Items from a data source:
......
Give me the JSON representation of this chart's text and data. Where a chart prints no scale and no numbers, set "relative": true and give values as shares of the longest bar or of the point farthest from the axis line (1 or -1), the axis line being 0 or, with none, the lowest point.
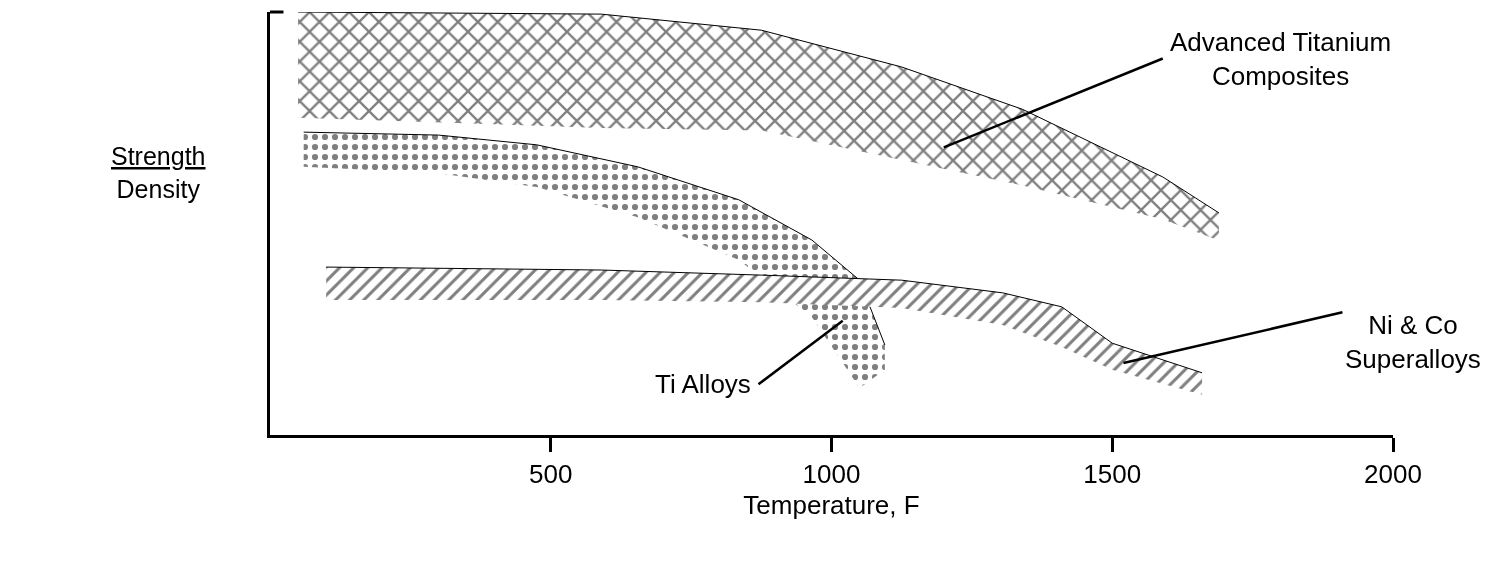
{
  "chart_data": {
    "type": "line",
    "relative": true,
    "xlabel": "Temperature, F",
    "ylabel": "Strength\nDensity",
    "xlim": [
      0,
      2000
    ],
    "xticks": [
      500,
      1000,
      1500,
      2000
    ],
    "tick_labels": "x",
    "series": [
      {
        "color": "#000000",
        "x": [
          50,
          590,
          875,
          1125,
          1340,
          1590,
          1690
        ],
        "values": [
          1.0,
          0.995,
          0.957,
          0.87,
          0.77,
          0.61,
          0.525
        ],
        "lower": [
          0.75,
          0.726,
          0.72,
          0.65,
          0.59,
          0.51,
          0.46
        ],
        "upper": [
          1.0,
          0.995,
          0.957,
          0.87,
          0.77,
          0.61,
          0.525
        ]
      },
      {
        "color": "#000000",
        "x": [
          60,
          300,
          475,
          655,
          835,
          965,
          1050,
          1095
        ],
        "values": [
          0.716,
          0.709,
          0.686,
          0.634,
          0.556,
          0.461,
          0.366,
          0.213
        ],
        "lower": [
          0.634,
          0.619,
          0.586,
          0.515,
          0.414,
          0.279,
          0.111,
          0.154
        ],
        "upper": [
          0.716,
          0.709,
          0.686,
          0.634,
          0.556,
          0.461,
          0.366,
          0.213
        ]
      },
      {
        "color": "#000000",
        "x": [
          100,
          590,
          875,
          1125,
          1305,
          1410,
          1500,
          1660
        ],
        "values": [
          0.397,
          0.39,
          0.378,
          0.366,
          0.336,
          0.303,
          0.217,
          0.147
        ],
        "lower": [
          0.319,
          0.319,
          0.314,
          0.3,
          0.26,
          0.208,
          0.154,
          0.095
        ],
        "upper": [
          0.397,
          0.39,
          0.378,
          0.366,
          0.336,
          0.303,
          0.217,
          0.147
        ]
      }
    ],
    "annotations": [
      "Advanced Titanium\nComposites",
      "Ti Alloys",
      "Ni & Co\nSuperalloys"
    ]
  }
}
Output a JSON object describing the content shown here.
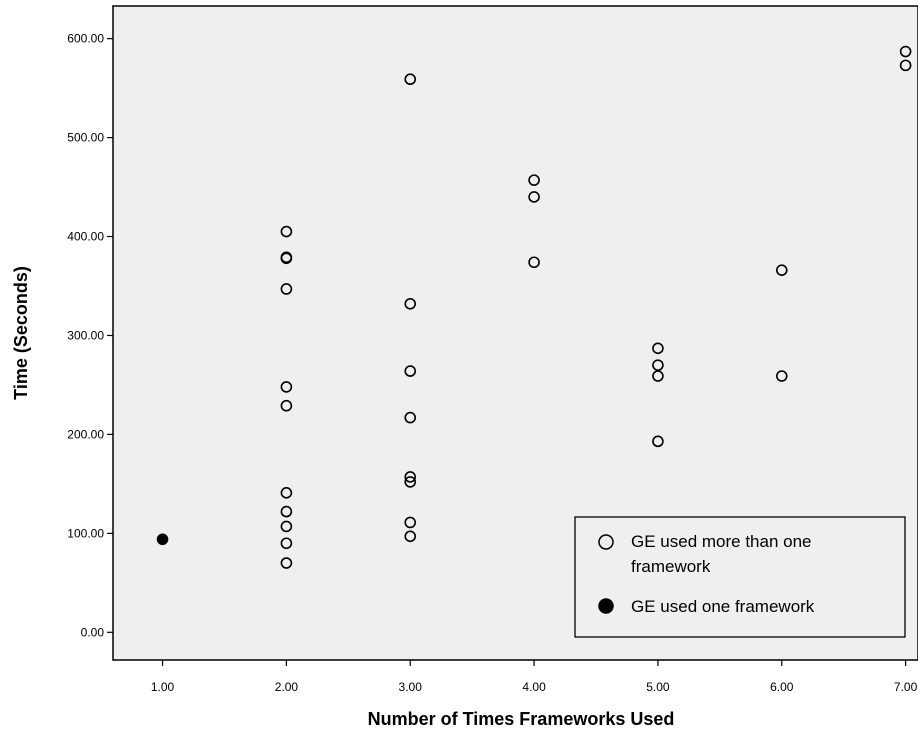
{
  "chart_data": {
    "type": "scatter",
    "xlabel": "Number of Times Frameworks Used",
    "ylabel": "Time (Seconds)",
    "xlim": [
      0.6,
      7.1
    ],
    "ylim": [
      -28,
      633
    ],
    "x_ticks": [
      1,
      2,
      3,
      4,
      5,
      6,
      7
    ],
    "x_tick_labels": [
      "1.00",
      "2.00",
      "3.00",
      "4.00",
      "5.00",
      "6.00",
      "7.00"
    ],
    "y_ticks": [
      0,
      100,
      200,
      300,
      400,
      500,
      600
    ],
    "y_tick_labels": [
      "0.00",
      "100.00",
      "200.00",
      "300.00",
      "400.00",
      "500.00",
      "600.00"
    ],
    "grid": false,
    "legend_position": "bottom-right",
    "background_color": "#efefef",
    "series": [
      {
        "name": "GE used more than one framework",
        "marker": "open-circle",
        "color": "#000000",
        "points": [
          [
            2,
            405
          ],
          [
            2,
            379
          ],
          [
            2,
            378
          ],
          [
            2,
            347
          ],
          [
            2,
            248
          ],
          [
            2,
            229
          ],
          [
            2,
            141
          ],
          [
            2,
            122
          ],
          [
            2,
            107
          ],
          [
            2,
            90
          ],
          [
            2,
            70
          ],
          [
            3,
            559
          ],
          [
            3,
            332
          ],
          [
            3,
            264
          ],
          [
            3,
            217
          ],
          [
            3,
            157
          ],
          [
            3,
            152
          ],
          [
            3,
            111
          ],
          [
            3,
            97
          ],
          [
            4,
            457
          ],
          [
            4,
            440
          ],
          [
            4,
            374
          ],
          [
            5,
            287
          ],
          [
            5,
            270
          ],
          [
            5,
            259
          ],
          [
            5,
            193
          ],
          [
            6,
            366
          ],
          [
            6,
            259
          ],
          [
            7,
            587
          ],
          [
            7,
            573
          ]
        ]
      },
      {
        "name": "GE used one framework",
        "marker": "filled-circle",
        "color": "#000000",
        "points": [
          [
            1,
            94
          ]
        ]
      }
    ]
  }
}
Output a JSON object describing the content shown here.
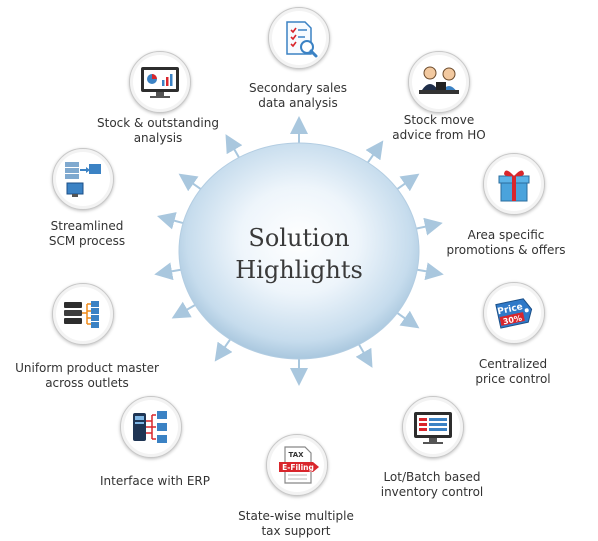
{
  "center": {
    "line1": "Solution",
    "line2": "Highlights"
  },
  "nodes": [
    {
      "id": "secondary-sales",
      "icon": "checklist-magnifier-icon",
      "lines": [
        "Secondary sales",
        "data analysis"
      ]
    },
    {
      "id": "stock-move",
      "icon": "people-at-desk-icon",
      "lines": [
        "Stock move",
        "advice from HO"
      ]
    },
    {
      "id": "area-promotions",
      "icon": "gift-box-icon",
      "lines": [
        "Area specific",
        "promotions & offers"
      ]
    },
    {
      "id": "price-control",
      "icon": "price-tag-icon",
      "lines": [
        "Centralized",
        "price control"
      ],
      "tag_word": "Price",
      "tag_pct": "30%"
    },
    {
      "id": "lot-batch",
      "icon": "monitor-table-icon",
      "lines": [
        "Lot/Batch based",
        "inventory control"
      ]
    },
    {
      "id": "tax-support",
      "icon": "tax-efiling-icon",
      "lines": [
        "State-wise multiple",
        "tax support"
      ],
      "doc_word": "TAX",
      "badge_word": "E-Filing"
    },
    {
      "id": "erp-interface",
      "icon": "device-network-icon",
      "lines": [
        "Interface with ERP"
      ]
    },
    {
      "id": "product-master",
      "icon": "database-network-icon",
      "lines": [
        "Uniform product master",
        "across outlets"
      ]
    },
    {
      "id": "scm-process",
      "icon": "server-computer-icon",
      "lines": [
        "Streamlined",
        "SCM process"
      ]
    },
    {
      "id": "stock-outstanding",
      "icon": "monitor-chart-icon",
      "lines": [
        "Stock & outstanding",
        "analysis"
      ]
    }
  ],
  "colors": {
    "accent_blue": "#3b82c4",
    "arrow": "#a9c7de",
    "sphere_light": "#eef5fb",
    "sphere_dark": "#b9d4e8",
    "red": "#d9262c"
  }
}
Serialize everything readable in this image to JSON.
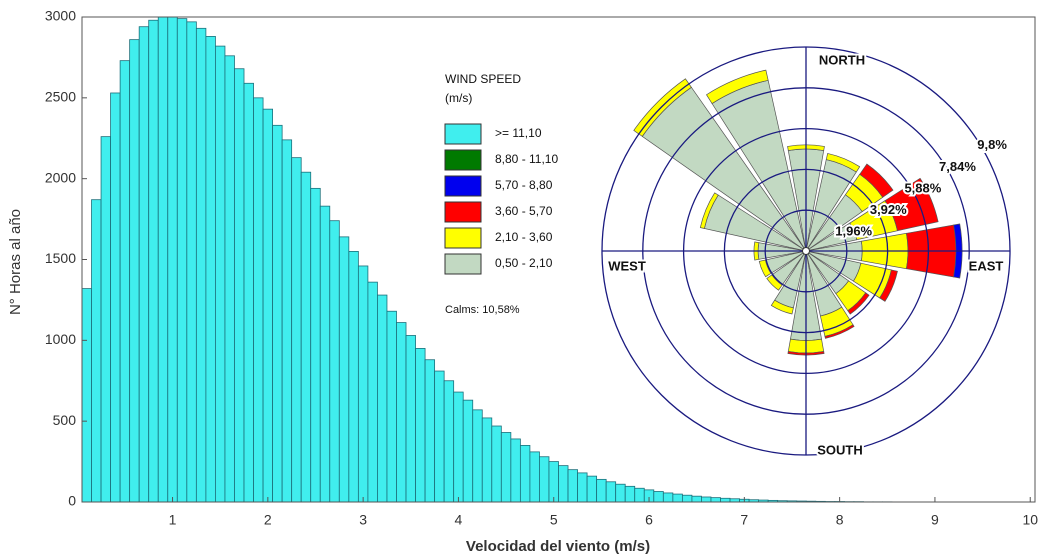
......
Using the records above, output their complete text exactly, minus any images.

**Task answer:**
Give me the JSON representation of this chart's text and data. Where a chart prints no scale and no numbers, set "relative": true and give values as shares of the longest bar or of the point farthest from the axis line (1 or -1), the axis line being 0 or, with none, the lowest point.
{
  "chart_data": {
    "type": "line",
    "relative": true,
    "xlabel": "Temperature, F",
    "ylabel": "Strength\nDensity",
    "xlim": [
      0,
      2000
    ],
    "xticks": [
      500,
      1000,
      1500,
      2000
    ],
    "tick_labels": "x",
    "series": [
      {
        "color": "#000000",
        "x": [
          50,
          590,
          875,
          1125,
          1340,
          1590,
          1690
        ],
        "values": [
          1.0,
          0.995,
          0.957,
          0.87,
          0.77,
          0.61,
          0.525
        ],
        "lower": [
          0.75,
          0.726,
          0.72,
          0.65,
          0.59,
          0.51,
          0.46
        ],
        "upper": [
          1.0,
          0.995,
          0.957,
          0.87,
          0.77,
          0.61,
          0.525
        ]
      },
      {
        "color": "#000000",
        "x": [
          60,
          300,
          475,
          655,
          835,
          965,
          1050,
          1095
        ],
        "values": [
          0.716,
          0.709,
          0.686,
          0.634,
          0.556,
          0.461,
          0.366,
          0.213
        ],
        "lower": [
          0.634,
          0.619,
          0.586,
          0.515,
          0.414,
          0.279,
          0.111,
          0.154
        ],
        "upper": [
          0.716,
          0.709,
          0.686,
          0.634,
          0.556,
          0.461,
          0.366,
          0.213
        ]
      },
      {
        "color": "#000000",
        "x": [
          100,
          590,
          875,
          1125,
          1305,
          1410,
          1500,
          1660
        ],
        "values": [
          0.397,
          0.39,
          0.378,
          0.366,
          0.336,
          0.303,
          0.217,
          0.147
        ],
        "lower": [
          0.319,
          0.319,
          0.314,
          0.3,
          0.26,
          0.208,
          0.154,
          0.095
        ],
        "upper": [
          0.397,
          0.39,
          0.378,
          0.366,
          0.336,
          0.303,
          0.217,
          0.147
        ]
      }
    ],
    "annotations": [
      "Advanced Titanium\nComposites",
      "Ti Alloys",
      "Ni & Co\nSuperalloys"
    ]
  }
}
Output a JSON object describing the content shown here.
{
  "chart_data": {
    "type": "scatter",
    "xlabel": "Number of Times Frameworks Used",
    "ylabel": "Time (Seconds)",
    "xlim": [
      0.6,
      7.1
    ],
    "ylim": [
      -28,
      633
    ],
    "x_ticks": [
      1,
      2,
      3,
      4,
      5,
      6,
      7
    ],
    "x_tick_labels": [
      "1.00",
      "2.00",
      "3.00",
      "4.00",
      "5.00",
      "6.00",
      "7.00"
    ],
    "y_ticks": [
      0,
      100,
      200,
      300,
      400,
      500,
      600
    ],
    "y_tick_labels": [
      "0.00",
      "100.00",
      "200.00",
      "300.00",
      "400.00",
      "500.00",
      "600.00"
    ],
    "grid": false,
    "legend_position": "bottom-right",
    "background_color": "#efefef",
    "series": [
      {
        "name": "GE used more than one framework",
        "marker": "open-circle",
        "color": "#000000",
        "points": [
          [
            2,
            405
          ],
          [
            2,
            379
          ],
          [
            2,
            378
          ],
          [
            2,
            347
          ],
          [
            2,
            248
          ],
          [
            2,
            229
          ],
          [
            2,
            141
          ],
          [
            2,
            122
          ],
          [
            2,
            107
          ],
          [
            2,
            90
          ],
          [
            2,
            70
          ],
          [
            3,
            559
          ],
          [
            3,
            332
          ],
          [
            3,
            264
          ],
          [
            3,
            217
          ],
          [
            3,
            157
          ],
          [
            3,
            152
          ],
          [
            3,
            111
          ],
          [
            3,
            97
          ],
          [
            4,
            457
          ],
          [
            4,
            440
          ],
          [
            4,
            374
          ],
          [
            5,
            287
          ],
          [
            5,
            270
          ],
          [
            5,
            259
          ],
          [
            5,
            193
          ],
          [
            6,
            366
          ],
          [
            6,
            259
          ],
          [
            7,
            587
          ],
          [
            7,
            573
          ]
        ]
      },
      {
        "name": "GE used one framework",
        "marker": "filled-circle",
        "color": "#000000",
        "points": [
          [
            1,
            94
          ]
        ]
      }
    ]
  }
}
Output a JSON object describing the content shown here.
{
  "center": {
    "line1": "Solution",
    "line2": "Highlights"
  },
  "nodes": [
    {
      "id": "secondary-sales",
      "icon": "checklist-magnifier-icon",
      "lines": [
        "Secondary sales",
        "data analysis"
      ]
    },
    {
      "id": "stock-move",
      "icon": "people-at-desk-icon",
      "lines": [
        "Stock move",
        "advice from HO"
      ]
    },
    {
      "id": "area-promotions",
      "icon": "gift-box-icon",
      "lines": [
        "Area specific",
        "promotions & offers"
      ]
    },
    {
      "id": "price-control",
      "icon": "price-tag-icon",
      "lines": [
        "Centralized",
        "price control"
      ],
      "tag_word": "Price",
      "tag_pct": "30%"
    },
    {
      "id": "lot-batch",
      "icon": "monitor-table-icon",
      "lines": [
        "Lot/Batch based",
        "inventory control"
      ]
    },
    {
      "id": "tax-support",
      "icon": "tax-efiling-icon",
      "lines": [
        "State-wise multiple",
        "tax support"
      ],
      "doc_word": "TAX",
      "badge_word": "E-Filing"
    },
    {
      "id": "erp-interface",
      "icon": "device-network-icon",
      "lines": [
        "Interface with ERP"
      ]
    },
    {
      "id": "product-master",
      "icon": "database-network-icon",
      "lines": [
        "Uniform product master",
        "across outlets"
      ]
    },
    {
      "id": "scm-process",
      "icon": "server-computer-icon",
      "lines": [
        "Streamlined",
        "SCM process"
      ]
    },
    {
      "id": "stock-outstanding",
      "icon": "monitor-chart-icon",
      "lines": [
        "Stock & outstanding",
        "analysis"
      ]
    }
  ],
  "colors": {
    "accent_blue": "#3b82c4",
    "arrow": "#a9c7de",
    "sphere_light": "#eef5fb",
    "sphere_dark": "#b9d4e8",
    "red": "#d9262c"
  }
}
Serialize everything readable in this image to JSON.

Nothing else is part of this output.